_SUPPLIED RECORDS_
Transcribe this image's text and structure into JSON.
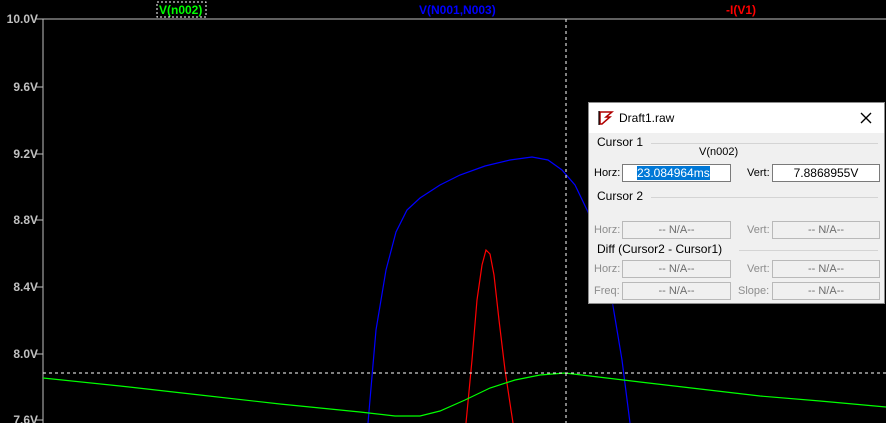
{
  "plot": {
    "traces": [
      {
        "label": "V(n002)",
        "color": "#00ff00"
      },
      {
        "label": "V(N001,N003)",
        "color": "#0000ff"
      },
      {
        "label": "-I(V1)",
        "color": "#ff0000"
      }
    ],
    "y_ticks": [
      "10.0V",
      "9.6V",
      "9.2V",
      "8.8V",
      "8.4V",
      "8.0V",
      "7.6V"
    ],
    "axis_color": "#c0c0c0"
  },
  "dialog": {
    "title": "Draft1.raw",
    "cursor1": {
      "group_label": "Cursor 1",
      "trace_name": "V(n002)",
      "horz_label": "Horz:",
      "horz_value": "23.084964ms",
      "vert_label": "Vert:",
      "vert_value": "7.8868955V"
    },
    "cursor2": {
      "group_label": "Cursor 2",
      "horz_label": "Horz:",
      "horz_value": "-- N/A--",
      "vert_label": "Vert:",
      "vert_value": "-- N/A--"
    },
    "diff": {
      "group_label": "Diff (Cursor2 - Cursor1)",
      "horz_label": "Horz:",
      "horz_value": "-- N/A--",
      "vert_label": "Vert:",
      "vert_value": "-- N/A--",
      "freq_label": "Freq:",
      "freq_value": "-- N/A--",
      "slope_label": "Slope:",
      "slope_value": "-- N/A--"
    }
  }
}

_WHAT NEEDS TO BE DONE_
Copy the listing exactly. Any image in it stays out of the copy.

_PROBLEM SOLUTION_
Transcribe this image's text and structure into JSON.
{
  "plot": {
    "traces": [
      {
        "label": "V(n002)",
        "color": "#00ff00"
      },
      {
        "label": "V(N001,N003)",
        "color": "#0000ff"
      },
      {
        "label": "-I(V1)",
        "color": "#ff0000"
      }
    ],
    "y_ticks": [
      "10.0V",
      "9.6V",
      "9.2V",
      "8.8V",
      "8.4V",
      "8.0V",
      "7.6V"
    ],
    "axis_color": "#c0c0c0"
  },
  "dialog": {
    "title": "Draft1.raw",
    "cursor1": {
      "group_label": "Cursor 1",
      "trace_name": "V(n002)",
      "horz_label": "Horz:",
      "horz_value": "23.084964ms",
      "vert_label": "Vert:",
      "vert_value": "7.8868955V"
    },
    "cursor2": {
      "group_label": "Cursor 2",
      "horz_label": "Horz:",
      "horz_value": "-- N/A--",
      "vert_label": "Vert:",
      "vert_value": "-- N/A--"
    },
    "diff": {
      "group_label": "Diff (Cursor2 - Cursor1)",
      "horz_label": "Horz:",
      "horz_value": "-- N/A--",
      "vert_label": "Vert:",
      "vert_value": "-- N/A--",
      "freq_label": "Freq:",
      "freq_value": "-- N/A--",
      "slope_label": "Slope:",
      "slope_value": "-- N/A--"
    }
  }
}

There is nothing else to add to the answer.